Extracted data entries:
[START]

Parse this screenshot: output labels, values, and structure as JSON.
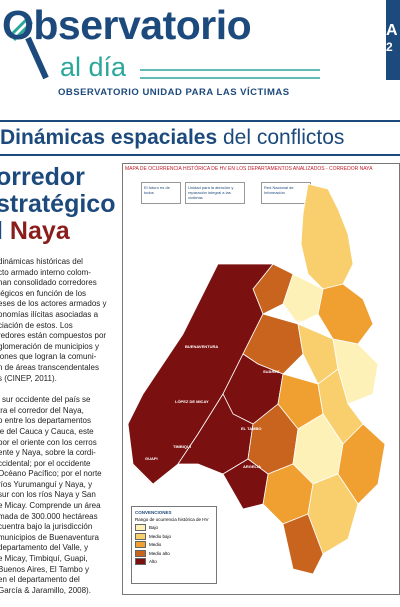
{
  "header": {
    "logo_title": "Observatorio",
    "logo_subtitle": "al día",
    "tagline": "OBSERVATORIO UNIDAD PARA LAS VÍCTIMAS",
    "side_top": "A",
    "side_bottom": "2"
  },
  "banner": {
    "bold": "Dinámicas espaciales",
    "regular": "del conflictos"
  },
  "article": {
    "title_lines": [
      "orredor",
      "stratégico"
    ],
    "title_prefix": "l",
    "title_highlight": "Naya",
    "paragraphs": [
      [
        "dinámicas históricas del",
        "cto armado interno colom-",
        "han consolidado corredores",
        "tégicos en función de los",
        "eses de los actores armados y",
        "onomías ilícitas asociadas a",
        "ciación de estos. Los",
        "redores están compuestos por",
        "glomeración de municipios y",
        "iones que logran la comuni-",
        "n de áreas transcendentales",
        "s (CINEP, 2011)."
      ],
      [
        "l sur occidente del país se",
        "tra el corredor del Naya,",
        "o entre los departamentos",
        "le del Cauca y Cauca, este",
        "por el oriente con los cerros",
        "ente y Naya, sobre la cordi-",
        "ccidental; por el occidente",
        "Océano Pacífico; por el norte",
        "ríos Yurumanguí y Naya, y",
        "sur con los ríos Naya y San",
        "e Micay. Comprende un área",
        "mada de 300.000 hectáreas",
        "cuentra bajo la jurisdicción",
        "municipios de Buenaventura",
        "departamento del Valle, y",
        "e Micay, Timbiquí, Guapi,",
        "Buenos Aires, El Tambo y",
        "en el departamento del",
        "García & Jaramillo, 2008)."
      ]
    ]
  },
  "map": {
    "title": "MAPA DE OCURRENCIA HISTÓRICA DE HV EN LOS DEPARTAMENTOS ANALIZADOS - CORREDOR NAYA",
    "logos": [
      "El futuro es de todos",
      "Unidad para la atención y reparación integral a las víctimas",
      "Red Nacional de Información"
    ],
    "places": [
      "BUENAVENTURA",
      "LÓPEZ DE MICAY",
      "TIMBIQUÍ",
      "GUAPI",
      "EL TAMBO",
      "ARGELIA",
      "JAMUNDÍ",
      "SUÁREZ"
    ],
    "legend": {
      "title": "CONVENCIONES",
      "subtitle": "Rango de ocurrencia histórica de HV",
      "items": [
        "Bajo",
        "Medio bajo",
        "Medio",
        "Medio alto",
        "Alto"
      ],
      "colors": [
        "#fdf1b8",
        "#f9cf6e",
        "#f0a030",
        "#c8641e",
        "#7a1010"
      ]
    }
  }
}
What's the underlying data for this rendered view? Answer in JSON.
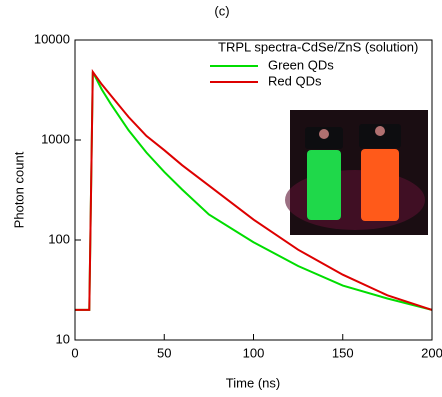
{
  "chart_data": {
    "type": "line",
    "title": "(c)",
    "x_label": "Time (ns)",
    "y_label": "Photon count",
    "legend_title": "TRPL spectra-CdSe/ZnS (solution)",
    "x": [
      0,
      5,
      8,
      10,
      15,
      20,
      30,
      40,
      50,
      60,
      75,
      100,
      125,
      150,
      175,
      200
    ],
    "series": [
      {
        "name": "Green QDs",
        "color": "#00dd00",
        "values": [
          20,
          20,
          20,
          4800,
          3200,
          2300,
          1250,
          750,
          480,
          320,
          180,
          95,
          55,
          35,
          26,
          20
        ]
      },
      {
        "name": "Red QDs",
        "color": "#dd0000",
        "values": [
          20,
          20,
          20,
          4800,
          3600,
          2800,
          1700,
          1100,
          790,
          560,
          350,
          160,
          80,
          45,
          28,
          20
        ]
      }
    ],
    "xlim": [
      0,
      200
    ],
    "xticks": [
      0,
      50,
      100,
      150,
      200
    ],
    "ylim": [
      10,
      10000
    ],
    "yticks": [
      10,
      100,
      1000,
      10000
    ],
    "y_log": true,
    "grid": false,
    "legend_position": "upper right"
  }
}
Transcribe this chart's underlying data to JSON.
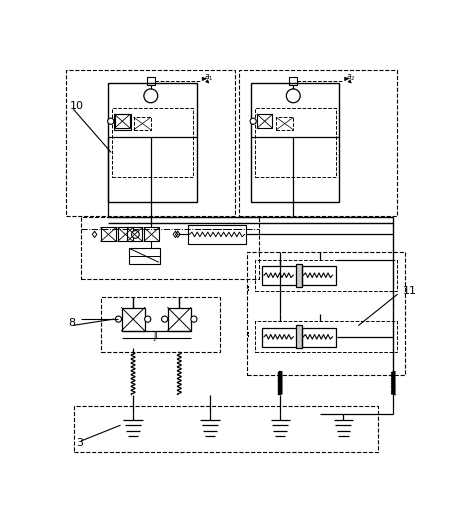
{
  "fig_width": 4.58,
  "fig_height": 5.29,
  "dpi": 100,
  "bg_color": "#ffffff",
  "lc": "black",
  "labels": {
    "l10": "10",
    "l11": "11",
    "l8": "8",
    "l3": "3"
  }
}
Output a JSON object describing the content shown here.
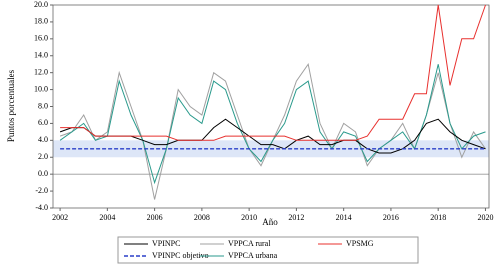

[END]

Problem requirements:
Copy all lines of the material above where the string "labels" occurs.

Solution below:
Parse this screenshot: output labels, values, and structure as JSON.
  "labels": {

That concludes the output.